WRITTEN TASK A
From the Rise of a Ninja article, write out the stretch from "Naruto: Rise of a Ninja is" through "the following year.".
WRITTEN TASK B
According to the Rise of a Ninja article, what is the online versus multiplayer mode on Xbox Live called?
WRITTEN TASK C
Carry on the Rise of a Ninja article from its final sentence.

EXCERPT
Naruto: Rise of a Ninja is a fighting role-playing video game for the Xbox 360, developed by Ubisoft Montreal, making it the first Naruto game to be developed by a non-Japanese company. The game is specifically based on the English dubbed version of the anime. The game was released in 2007.  A sequel titled Naruto: The Broken Bond was released in the following year.

Gameplay
Naruto: Rise of a Ninja consists of two major gameplay modes: one-on-one fighting mode and a role-playing mode, where Konoha serves as a main hub to access various missions players can go on. The main story mode alternates between these two modes and takes place from the beginning of the series to the end of the Invasion of Konoha arc (episodes 1-80 of the anime), with included sidequests. It features gameplay similar to that of a 3D platformer, like jumping acrobatically from rooftop to rooftop or racing through checkpoints, as well as having one-on-one brawls much like the Naruto: Clash of Ninja series. Like with most Naruto games, it features cel-shaded graphics. The game allows online versus multiplayer via Xbox Live, titled "The Forest of Death". By defeating other opponents, players rank up and eventually gain points to complete the exam. If the player is defeated, they must begin from the bottom of the table all over again, but the points are still kept. Offline play and two-player versus mode are also available.

MATERIAL
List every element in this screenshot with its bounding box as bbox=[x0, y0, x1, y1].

EXERCISE ANSWER A
Naruto: Rise of a Ninja is a fighting role-playing video game for the Xbox 360, developed by Ubisoft Montreal, making it the first Naruto game to be developed by a non-Japanese company. The game is specifically based on the English dubbed version of the anime. The game was released in 2007.  A sequel titled Naruto: The Broken Bond was released in the following year.

EXERCISE ANSWER B
"The Forest of Death"

EXERCISE ANSWER C
The game supports downloadable content; five new characters have been made available (Shikamaru, Choji, Jiraiya, the 3rd Hokage, and Temari). Downloadable content also adds two new arenas to play in and additional achievements for each character played in the Forest of Death.

Characters
Naruto Uzumaki
Sasuke Uchiha
Sakura Haruno
Kakashi Hatake
Gaara of the Sand
Haku
Zabuza Momochi
Orochimaru
Kiba Inuzuka
Rock Lee
Neji Hyuga

Downloadable characters
Choji Akimichi
Temari
Shikamaru Nara
The Third Hokage
Jiraiya

Choji, Temari, the Third Hokage and Jiraiya came bundled in packs of two: Choji and Temari, Third Hokage and Jiraiya. Each bundle also came with two new maps/arenas. Shikamaru is free, but players must be registered to Ubisoft and link their Xbox Live to their Ubisoft account. 
The DLC is no longer available on the Xbox Marketplace.

Development
Rise of a Ninja was released in 2007. Ubisoft has also released a free 60MB download, which includes a Japanese voice option, the ability to change the in-game voices to Japanese, while still keeping the English subtitles.

Reception 

The game received "favorable" reviews according to video game review aggregator Metacritic.

Naruto: Rise of a Ninja was nominated for Best Game Based on a Movie Or TV Show at 2007 Spike Video Game Awards, but lost to The Simpsons Game.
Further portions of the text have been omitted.